[EXERCISE] Reproduce the material below with "Trong mệnh đề quan hệ này" substituted for every occurrence of "Trong MĐQH này", keeping everything else unchanged and omitting the pictures.

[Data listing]

------------------------------

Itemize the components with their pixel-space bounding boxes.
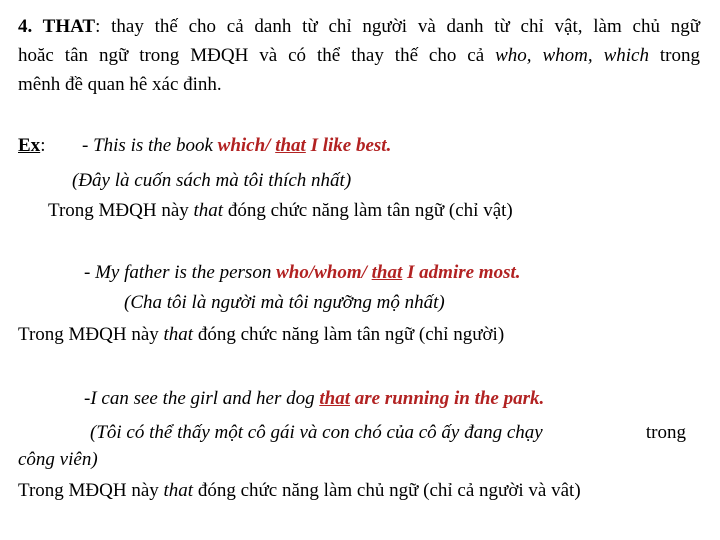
example-1-note	[48, 198, 513, 224]
example-3-en-a: -I can see the girl and her dog	[84, 388, 320, 409]
example-2-note-a: Trong MĐQH này	[18, 324, 164, 345]
section-line-2	[18, 43, 700, 69]
section-desc-line1: : thay thế cho cả danh từ chỉ người và danh từ chỉ vật, làm chủ ngữ	[95, 16, 701, 37]
example-2-that: that	[371, 262, 403, 283]
example-1-en-b: I like best.	[305, 135, 392, 156]
example-2-vietnamese	[124, 290, 445, 316]
example-3-note-that: that	[163, 480, 194, 501]
example-3-note	[18, 478, 581, 504]
example-1-english	[82, 133, 391, 159]
section-desc-line3: mênh đề quan hê xác đinh.	[18, 74, 222, 95]
ex-colon: :	[40, 135, 46, 156]
example-2-note	[18, 322, 504, 348]
example-3-en-b: are running in the park.	[349, 388, 545, 409]
example-1-en-a: - This is the book	[82, 135, 218, 156]
example-2-english	[84, 260, 521, 286]
example-3-vi-b: công viên)	[18, 449, 98, 470]
example-3-vi-a: (Tôi có thể thấy một cô gái và con chó của cô ấy đang chạy	[90, 422, 543, 443]
section-desc-line2-italic: who, whom, which	[495, 45, 649, 66]
example-3-vietnamese-cont	[18, 447, 98, 473]
example-2-relative: who/whom/	[276, 262, 372, 283]
example-1-note-that: that	[193, 200, 224, 221]
example-3-that: that	[319, 388, 350, 409]
example-3-vietnamese-row	[90, 420, 686, 446]
ex-label-row	[18, 133, 45, 159]
example-3-vi-trong: trong	[645, 422, 686, 443]
section-heading: 4. THAT	[18, 16, 96, 37]
example-1-that: that	[275, 135, 306, 156]
example-3-english	[84, 386, 544, 412]
example-1-vi: (Đây là cuốn sách mà tôi thích nhất)	[72, 170, 352, 191]
section-line-1	[18, 14, 700, 40]
example-1-relative: which/	[217, 135, 276, 156]
section-desc-line2-b: trong	[648, 45, 701, 66]
example-1-note-b: đóng chức năng làm tân ngữ (chỉ vật)	[223, 200, 513, 221]
example-3-note-b: đóng chức năng làm chủ ngữ (chỉ cả người và vât)	[193, 480, 581, 501]
section-line-3	[18, 72, 222, 98]
section-desc-line2-a: hoăc tân ngữ trong MĐQH và có thể thay thế cho cả	[18, 45, 496, 66]
example-2-en-b: I admire most.	[402, 262, 521, 283]
example-1-note-a: Trong MĐQH này	[48, 200, 194, 221]
ex-label: Ex	[18, 135, 41, 156]
example-2-en-a: - My father is the person	[84, 262, 277, 283]
example-2-note-that: that	[163, 324, 194, 345]
example-2-vi: (Cha tôi là người mà tôi ngưỡng mộ nhất)	[124, 292, 445, 313]
example-2-note-b: đóng chức năng làm tân ngữ (chỉ người)	[193, 324, 505, 345]
example-1-vietnamese	[72, 168, 351, 194]
example-3-note-a: Trong MĐQH này	[18, 480, 164, 501]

------------------------------

[WRITTEN SOLUTION]
Itemize the components with their pixel-space bounding boxes.
example-1-note	[48, 198, 513, 224]
example-3-en-a: -I can see the girl and her dog	[84, 388, 320, 409]
example-2-note-a: Trong mệnh đề quan hệ này	[18, 324, 164, 345]
section-line-2	[18, 43, 700, 69]
section-desc-line1: : thay thế cho cả danh từ chỉ người và danh từ chỉ vật, làm chủ ngữ	[95, 16, 701, 37]
example-2-that: that	[371, 262, 403, 283]
example-1-en-b: I like best.	[305, 135, 392, 156]
example-2-vietnamese	[124, 290, 445, 316]
example-3-note-that: that	[163, 480, 194, 501]
example-3-note	[18, 478, 581, 504]
example-1-english	[82, 133, 391, 159]
section-desc-line3: mênh đề quan hê xác đinh.	[18, 74, 222, 95]
ex-colon: :	[40, 135, 46, 156]
example-2-note	[18, 322, 504, 348]
example-3-en-b: are running in the park.	[349, 388, 545, 409]
example-1-en-a: - This is the book	[82, 135, 218, 156]
example-2-english	[84, 260, 521, 286]
example-3-vi-b: công viên)	[18, 449, 98, 470]
example-3-vi-a: (Tôi có thể thấy một cô gái và con chó của cô ấy đang chạy	[90, 422, 543, 443]
section-desc-line2-italic: who, whom, which	[495, 45, 649, 66]
example-3-vietnamese-cont	[18, 447, 98, 473]
example-2-relative: who/whom/	[276, 262, 372, 283]
example-1-note-that: that	[193, 200, 224, 221]
example-3-that: that	[319, 388, 350, 409]
example-3-vietnamese-row	[90, 420, 686, 446]
ex-label-row	[18, 133, 45, 159]
example-3-vi-trong: trong	[645, 422, 686, 443]
section-heading: 4. THAT	[18, 16, 96, 37]
example-1-that: that	[275, 135, 306, 156]
example-3-english	[84, 386, 544, 412]
example-1-vi: (Đây là cuốn sách mà tôi thích nhất)	[72, 170, 352, 191]
section-line-1	[18, 14, 700, 40]
example-1-relative: which/	[217, 135, 276, 156]
section-desc-line2-b: trong	[648, 45, 701, 66]
example-1-note-b: đóng chức năng làm tân ngữ (chỉ vật)	[223, 200, 513, 221]
example-3-note-b: đóng chức năng làm chủ ngữ (chỉ cả người và vât)	[193, 480, 581, 501]
section-line-3	[18, 72, 222, 98]
section-desc-line2-a: hoăc tân ngữ trong MĐQH và có thể thay thế cho cả	[18, 45, 496, 66]
example-2-en-b: I admire most.	[402, 262, 521, 283]
example-1-note-a: Trong mệnh đề quan hệ này	[48, 200, 194, 221]
ex-label: Ex	[18, 135, 41, 156]
example-2-en-a: - My father is the person	[84, 262, 277, 283]
example-2-note-that: that	[163, 324, 194, 345]
example-2-vi: (Cha tôi là người mà tôi ngưỡng mộ nhất)	[124, 292, 445, 313]
example-2-note-b: đóng chức năng làm tân ngữ (chỉ người)	[193, 324, 505, 345]
example-1-vietnamese	[72, 168, 351, 194]
example-3-note-a: Trong mệnh đề quan hệ này	[18, 480, 164, 501]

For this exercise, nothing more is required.